[start]

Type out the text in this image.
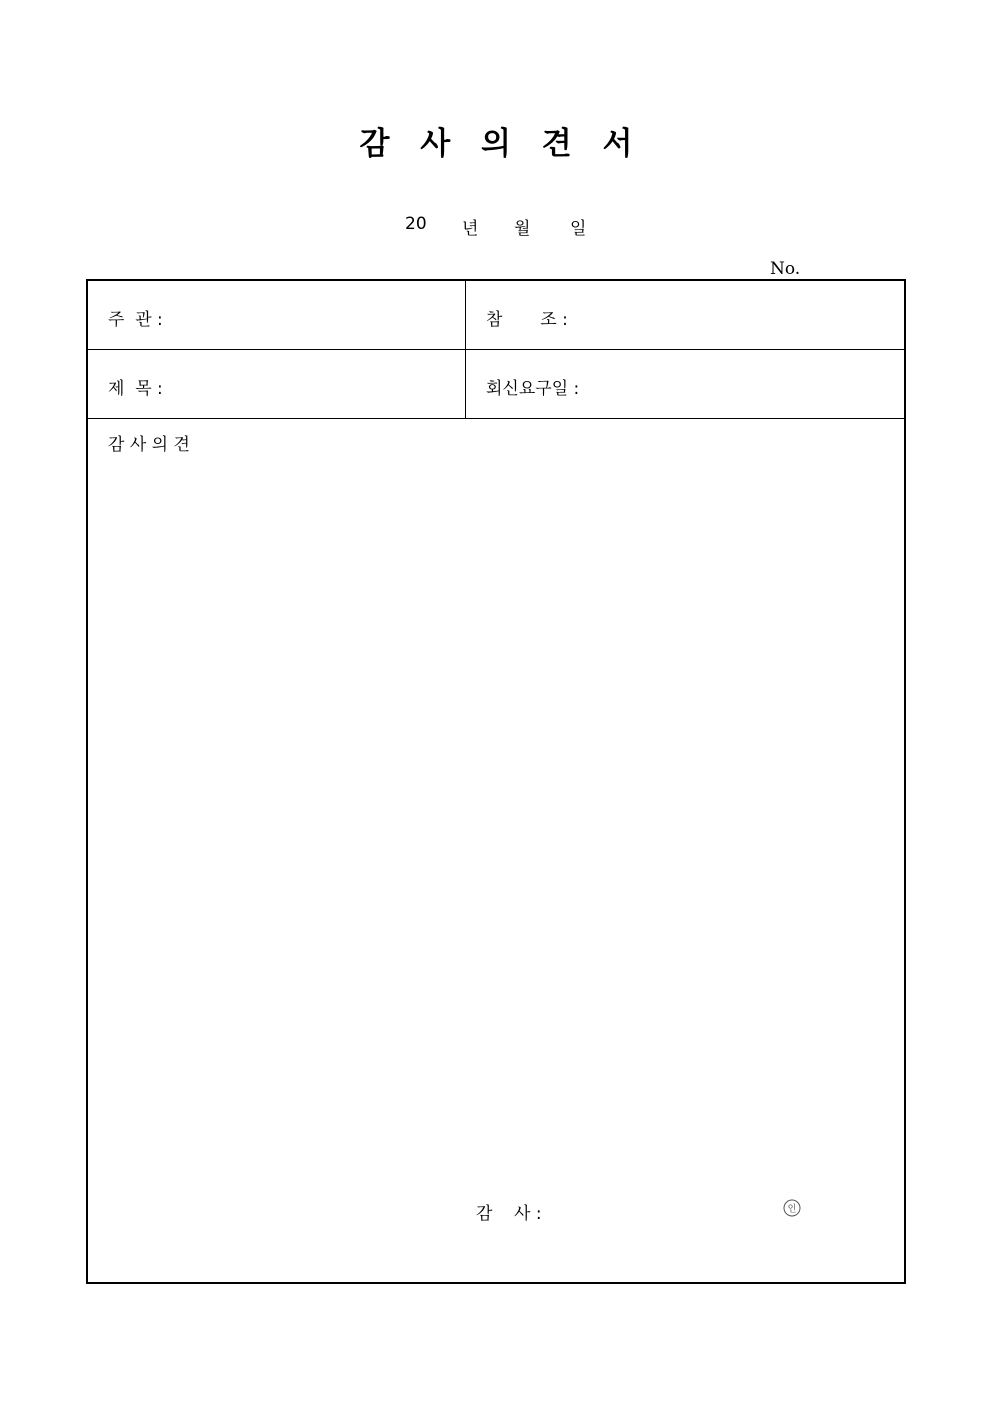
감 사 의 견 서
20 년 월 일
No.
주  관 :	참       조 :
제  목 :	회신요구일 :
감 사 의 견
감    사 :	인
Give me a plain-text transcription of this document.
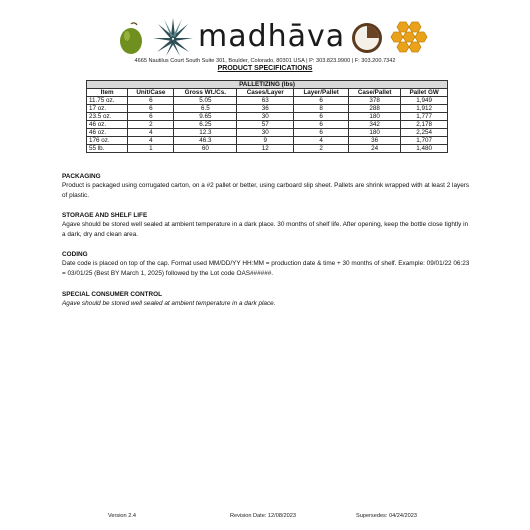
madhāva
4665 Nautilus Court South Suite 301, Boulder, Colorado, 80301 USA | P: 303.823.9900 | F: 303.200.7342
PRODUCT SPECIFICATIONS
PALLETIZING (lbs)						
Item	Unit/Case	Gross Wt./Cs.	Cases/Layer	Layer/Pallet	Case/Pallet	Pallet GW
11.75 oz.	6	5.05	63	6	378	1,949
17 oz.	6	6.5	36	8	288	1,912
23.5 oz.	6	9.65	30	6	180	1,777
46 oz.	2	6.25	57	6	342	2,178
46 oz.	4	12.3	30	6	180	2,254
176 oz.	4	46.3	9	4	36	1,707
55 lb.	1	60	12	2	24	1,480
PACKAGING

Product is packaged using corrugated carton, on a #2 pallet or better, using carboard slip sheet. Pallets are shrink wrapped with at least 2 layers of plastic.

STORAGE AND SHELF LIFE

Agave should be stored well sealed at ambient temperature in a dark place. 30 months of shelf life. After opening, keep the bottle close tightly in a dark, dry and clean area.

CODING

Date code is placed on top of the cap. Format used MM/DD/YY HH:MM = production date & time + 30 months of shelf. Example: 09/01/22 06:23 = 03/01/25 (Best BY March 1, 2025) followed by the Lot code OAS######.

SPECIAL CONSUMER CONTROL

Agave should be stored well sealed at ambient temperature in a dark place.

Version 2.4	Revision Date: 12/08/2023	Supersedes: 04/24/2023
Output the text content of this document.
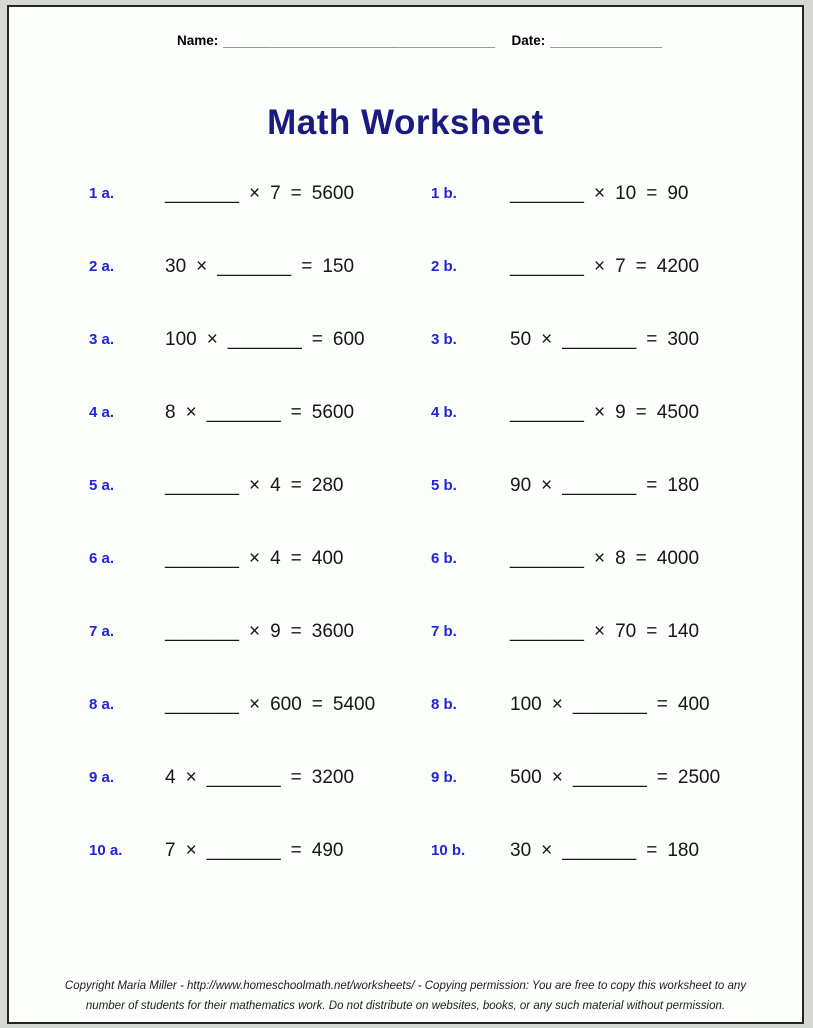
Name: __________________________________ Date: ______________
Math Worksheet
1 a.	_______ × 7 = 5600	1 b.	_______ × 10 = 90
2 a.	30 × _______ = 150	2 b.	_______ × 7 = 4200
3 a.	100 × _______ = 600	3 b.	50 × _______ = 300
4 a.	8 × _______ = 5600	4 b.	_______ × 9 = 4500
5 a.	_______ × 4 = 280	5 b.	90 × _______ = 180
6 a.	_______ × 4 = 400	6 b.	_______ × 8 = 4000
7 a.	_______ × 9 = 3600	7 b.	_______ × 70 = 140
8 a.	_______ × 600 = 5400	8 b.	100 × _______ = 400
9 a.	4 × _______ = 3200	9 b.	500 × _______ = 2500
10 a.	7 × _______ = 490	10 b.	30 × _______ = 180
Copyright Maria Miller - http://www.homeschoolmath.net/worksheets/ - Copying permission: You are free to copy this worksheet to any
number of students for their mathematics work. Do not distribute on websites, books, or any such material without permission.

[end]

### Do this
Quote each entry above verbatim and drop the pictures.

### Answer to the exercise
Type out the text in this image.
감 사 의 견 서
20 년 월 일
No.
주  관 :	참       조 :
제  목 :	회신요구일 :
감 사 의 견
감    사 :	인
Give me a plain-text transcription of this document.
madhāva
4665 Nautilus Court South Suite 301, Boulder, Colorado, 80301 USA | P: 303.823.9900 | F: 303.200.7342
PRODUCT SPECIFICATIONS
PALLETIZING (lbs)						
Item	Unit/Case	Gross Wt./Cs.	Cases/Layer	Layer/Pallet	Case/Pallet	Pallet GW
11.75 oz.	6	5.05	63	6	378	1,949
17 oz.	6	6.5	36	8	288	1,912
23.5 oz.	6	9.65	30	6	180	1,777
46 oz.	2	6.25	57	6	342	2,178
46 oz.	4	12.3	30	6	180	2,254
176 oz.	4	46.3	9	4	36	1,707
55 lb.	1	60	12	2	24	1,480
PACKAGING

Product is packaged using corrugated carton, on a #2 pallet or better, using carboard slip sheet. Pallets are shrink wrapped with at least 2 layers of plastic.

STORAGE AND SHELF LIFE

Agave should be stored well sealed at ambient temperature in a dark place. 30 months of shelf life. After opening, keep the bottle close tightly in a dark, dry and clean area.

CODING

Date code is placed on top of the cap. Format used MM/DD/YY HH:MM = production date & time + 30 months of shelf. Example: 09/01/22 06:23 = 03/01/25 (Best BY March 1, 2025) followed by the Lot code OAS######.

SPECIAL CONSUMER CONTROL

Agave should be stored well sealed at ambient temperature in a dark place.

Version 2.4	Revision Date: 12/08/2023	Supersedes: 04/24/2023
Output the text content of this document.
Name: __________________________________ Date: ______________
Math Worksheet
1 a.	_______ × 7 = 5600	1 b.	_______ × 10 = 90
2 a.	30 × _______ = 150	2 b.	_______ × 7 = 4200
3 a.	100 × _______ = 600	3 b.	50 × _______ = 300
4 a.	8 × _______ = 5600	4 b.	_______ × 9 = 4500
5 a.	_______ × 4 = 280	5 b.	90 × _______ = 180
6 a.	_______ × 4 = 400	6 b.	_______ × 8 = 4000
7 a.	_______ × 9 = 3600	7 b.	_______ × 70 = 140
8 a.	_______ × 600 = 5400	8 b.	100 × _______ = 400
9 a.	4 × _______ = 3200	9 b.	500 × _______ = 2500
10 a.	7 × _______ = 490	10 b.	30 × _______ = 180
Copyright Maria Miller - http://www.homeschoolmath.net/worksheets/ - Copying permission: You are free to copy this worksheet to any
number of students for their mathematics work. Do not distribute on websites, books, or any such material without permission.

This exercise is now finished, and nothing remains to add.